### CHALLENGE
Copy all the records below, substituting "bounding box" for "bbox" and leaving everything else the same.

(Stored dataset items)
--- Begin ---

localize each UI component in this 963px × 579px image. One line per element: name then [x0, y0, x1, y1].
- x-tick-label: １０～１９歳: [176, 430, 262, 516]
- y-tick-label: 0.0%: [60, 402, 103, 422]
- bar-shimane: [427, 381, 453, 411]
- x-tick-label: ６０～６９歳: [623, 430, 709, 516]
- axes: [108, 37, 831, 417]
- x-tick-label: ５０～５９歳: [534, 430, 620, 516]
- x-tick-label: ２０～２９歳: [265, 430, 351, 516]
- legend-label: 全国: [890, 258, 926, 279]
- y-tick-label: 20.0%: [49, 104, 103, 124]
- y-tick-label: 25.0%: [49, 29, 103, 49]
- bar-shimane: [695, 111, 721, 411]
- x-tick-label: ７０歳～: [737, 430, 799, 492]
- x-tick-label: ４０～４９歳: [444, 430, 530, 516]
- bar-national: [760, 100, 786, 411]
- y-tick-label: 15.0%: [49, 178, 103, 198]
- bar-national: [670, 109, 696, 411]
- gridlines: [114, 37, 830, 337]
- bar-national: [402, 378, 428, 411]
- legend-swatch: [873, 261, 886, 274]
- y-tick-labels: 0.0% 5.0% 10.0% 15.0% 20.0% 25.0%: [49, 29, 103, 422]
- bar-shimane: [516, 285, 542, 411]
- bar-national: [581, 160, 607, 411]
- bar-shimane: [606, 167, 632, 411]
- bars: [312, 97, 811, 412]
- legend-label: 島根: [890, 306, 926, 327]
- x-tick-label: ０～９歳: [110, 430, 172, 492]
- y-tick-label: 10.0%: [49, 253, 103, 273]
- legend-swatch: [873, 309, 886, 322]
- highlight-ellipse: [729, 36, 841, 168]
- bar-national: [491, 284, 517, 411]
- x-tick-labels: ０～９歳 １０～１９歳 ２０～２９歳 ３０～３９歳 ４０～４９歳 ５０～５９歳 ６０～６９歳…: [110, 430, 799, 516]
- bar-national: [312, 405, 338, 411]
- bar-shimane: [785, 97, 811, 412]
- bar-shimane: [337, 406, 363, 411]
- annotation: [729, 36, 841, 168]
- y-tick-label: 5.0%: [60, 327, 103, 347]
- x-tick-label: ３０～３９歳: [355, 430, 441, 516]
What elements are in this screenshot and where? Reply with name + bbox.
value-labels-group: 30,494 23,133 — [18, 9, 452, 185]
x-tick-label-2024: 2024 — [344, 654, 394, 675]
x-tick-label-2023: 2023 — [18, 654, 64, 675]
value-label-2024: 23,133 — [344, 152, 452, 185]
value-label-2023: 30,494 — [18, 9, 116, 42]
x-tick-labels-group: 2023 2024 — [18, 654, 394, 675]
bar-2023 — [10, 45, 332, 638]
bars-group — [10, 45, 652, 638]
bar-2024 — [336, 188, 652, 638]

--- End ---

### FINAL RESULT
localize each UI component in this 963px × 579px image. One line per element: name then [x0, y0, x1, y1].
- x-tick-label: １０～１９歳: [176, 430, 262, 516]
- y-tick-label: 0.0%: [60, 402, 103, 422]
- bar-shimane: [427, 381, 453, 411]
- x-tick-label: ６０～６９歳: [623, 430, 709, 516]
- axes: [108, 37, 831, 417]
- x-tick-label: ５０～５９歳: [534, 430, 620, 516]
- x-tick-label: ２０～２９歳: [265, 430, 351, 516]
- legend-label: 全国: [890, 258, 926, 279]
- y-tick-label: 20.0%: [49, 104, 103, 124]
- y-tick-label: 25.0%: [49, 29, 103, 49]
- bar-shimane: [695, 111, 721, 411]
- x-tick-label: ７０歳～: [737, 430, 799, 492]
- x-tick-label: ４０～４９歳: [444, 430, 530, 516]
- bar-national: [760, 100, 786, 411]
- y-tick-label: 15.0%: [49, 178, 103, 198]
- bar-national: [670, 109, 696, 411]
- gridlines: [114, 37, 830, 337]
- bar-national: [402, 378, 428, 411]
- legend-swatch: [873, 261, 886, 274]
- y-tick-labels: 0.0% 5.0% 10.0% 15.0% 20.0% 25.0%: [49, 29, 103, 422]
- bar-shimane: [516, 285, 542, 411]
- bar-national: [581, 160, 607, 411]
- bar-shimane: [606, 167, 632, 411]
- bars: [312, 97, 811, 412]
- legend-label: 島根: [890, 306, 926, 327]
- x-tick-label: ０～９歳: [110, 430, 172, 492]
- y-tick-label: 10.0%: [49, 253, 103, 273]
- legend-swatch: [873, 309, 886, 322]
- highlight-ellipse: [729, 36, 841, 168]
- bar-national: [491, 284, 517, 411]
- x-tick-labels: ０～９歳 １０～１９歳 ２０～２９歳 ３０～３９歳 ４０～４９歳 ５０～５９歳 ６０～６９歳…: [110, 430, 799, 516]
- bar-national: [312, 405, 338, 411]
- bar-shimane: [785, 97, 811, 412]
- bar-shimane: [337, 406, 363, 411]
- annotation: [729, 36, 841, 168]
- y-tick-label: 5.0%: [60, 327, 103, 347]
- x-tick-label: ３０～３９歳: [355, 430, 441, 516]
What elements are in this screenshot and where? Reply with name + bounding box.
value-labels-group: 30,494 23,133 — [18, 9, 452, 185]
x-tick-label-2024: 2024 — [344, 654, 394, 675]
x-tick-label-2023: 2023 — [18, 654, 64, 675]
value-label-2024: 23,133 — [344, 152, 452, 185]
value-label-2023: 30,494 — [18, 9, 116, 42]
x-tick-labels-group: 2023 2024 — [18, 654, 394, 675]
bar-2023 — [10, 45, 332, 638]
bars-group — [10, 45, 652, 638]
bar-2024 — [336, 188, 652, 638]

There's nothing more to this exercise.